- **What the task asks**
Below are records to transcribe exactly, without their pictures.
** START **
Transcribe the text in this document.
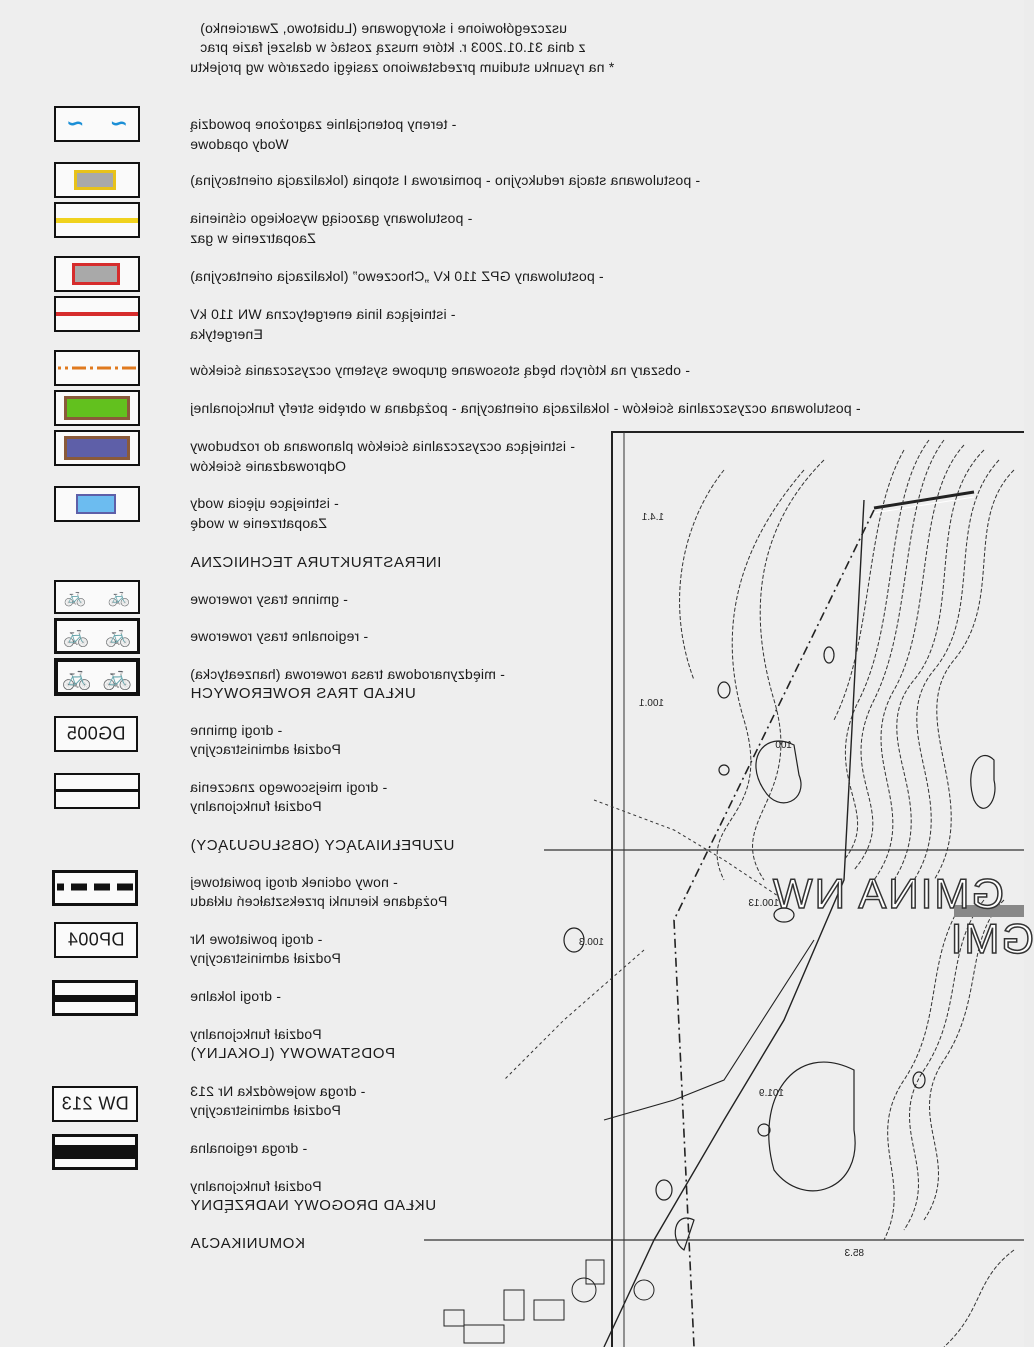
100.1
100
100.13
100.3
101.9
1.4.1
85.3
GMINA NW
GMI
* na rysunku studium przedstawiono zasięgi obszarów wg projektu
z dnia 31.01.2003 r. które muszą zostać w dalszej fazie prac
uszczegółowione i skorygowane (Lubiatowo, Zwarcienko)
- tereny potencjalnie zagrożone powodzią
Wody opadowe
- postulowana stacja redukcyjno - pomiarowa I stopnia (lokalizacja orientacyjna)
- postulowany gazociąg wysokiego ciśnienia
Zaopatrzenie w gaz
- postulowany GPZ 110 kV „Choczewo” (lokalizacja orientacyjna)
- istniejąca linia energetyczna WN 110 kV
Energetyka
- obszary na których będą stosowane grupowe systemy oczyszczania ścieków
- postulowana oczyszczalnia ścieków - lokalizacja orientacyjna - pożądana w obrębie strefy funkcjonalnej
- istniejąca oczyszczalnia ścieków planowana do rozbudowy
Odprowadzanie ścieków
- istniejące ujęcia wody
Zaopatrzenie w wodę
INFRASTRUKTURA TECHNICZNA
- gminne trasy rowerowe
- regionalne trasy rowerowe
- międzynarodowa trasa rowerowa (hanzeatycka)
UKŁAD TRAS ROWEROWYCH
- drogi gminne
Podział administracyjny
- drogi miejscowego znaczenia
Podział funkcjonalny
UZUPEŁNIAJĄCY (OBSŁUGUJĄCY)
- nowy odcinek drogi powiatowej
Pożądane kierunki przekształceń układu
- drogi powiatowe Nr
Podział administracyjny
- drogi lokalne
Podział funkcjonalny
PODSTAWOWY (LOKALNY)
- droga wojewódzka Nr 213
Podział administracyjny
- droga regionalna
Podział funkcjonalny
UKŁAD DROGOWY NADRZĘDNY
KOMUNIKACJA
~
~
🚲
🚲
🚲
🚲
🚲
🚲
DG005
DP004
DW 213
** END **
- **Written answer**
Transcribe the text in this document.
100.1
100
100.13
100.3
101.9
1.4.1
85.3
GMINA NW
GMI
* na rysunku studium przedstawiono zasięgi obszarów wg projektu
z dnia 31.01.2003 r. które muszą zostać w dalszej fazie prac
uszczegółowione i skorygowane (Lubiatowo, Zwarcienko)
- tereny potencjalnie zagrożone powodzią
Wody opadowe
- postulowana stacja redukcyjno - pomiarowa I stopnia (lokalizacja orientacyjna)
- postulowany gazociąg wysokiego ciśnienia
Zaopatrzenie w gaz
- postulowany GPZ 110 kV „Choczewo” (lokalizacja orientacyjna)
- istniejąca linia energetyczna WN 110 kV
Energetyka
- obszary na których będą stosowane grupowe systemy oczyszczania ścieków
- postulowana oczyszczalnia ścieków - lokalizacja orientacyjna - pożądana w obrębie strefy funkcjonalnej
- istniejąca oczyszczalnia ścieków planowana do rozbudowy
Odprowadzanie ścieków
- istniejące ujęcia wody
Zaopatrzenie w wodę
INFRASTRUKTURA TECHNICZNA
- gminne trasy rowerowe
- regionalne trasy rowerowe
- międzynarodowa trasa rowerowa (hanzeatycka)
UKŁAD TRAS ROWEROWYCH
- drogi gminne
Podział administracyjny
- drogi miejscowego znaczenia
Podział funkcjonalny
UZUPEŁNIAJĄCY (OBSŁUGUJĄCY)
- nowy odcinek drogi powiatowej
Pożądane kierunki przekształceń układu
- drogi powiatowe Nr
Podział administracyjny
- drogi lokalne
Podział funkcjonalny
PODSTAWOWY (LOKALNY)
- droga wojewódzka Nr 213
Podział administracyjny
- droga regionalna
Podział funkcjonalny
UKŁAD DROGOWY NADRZĘDNY
KOMUNIKACJA
~
~
🚲
🚲
🚲
🚲
🚲
🚲
DG005
DP004
DW 213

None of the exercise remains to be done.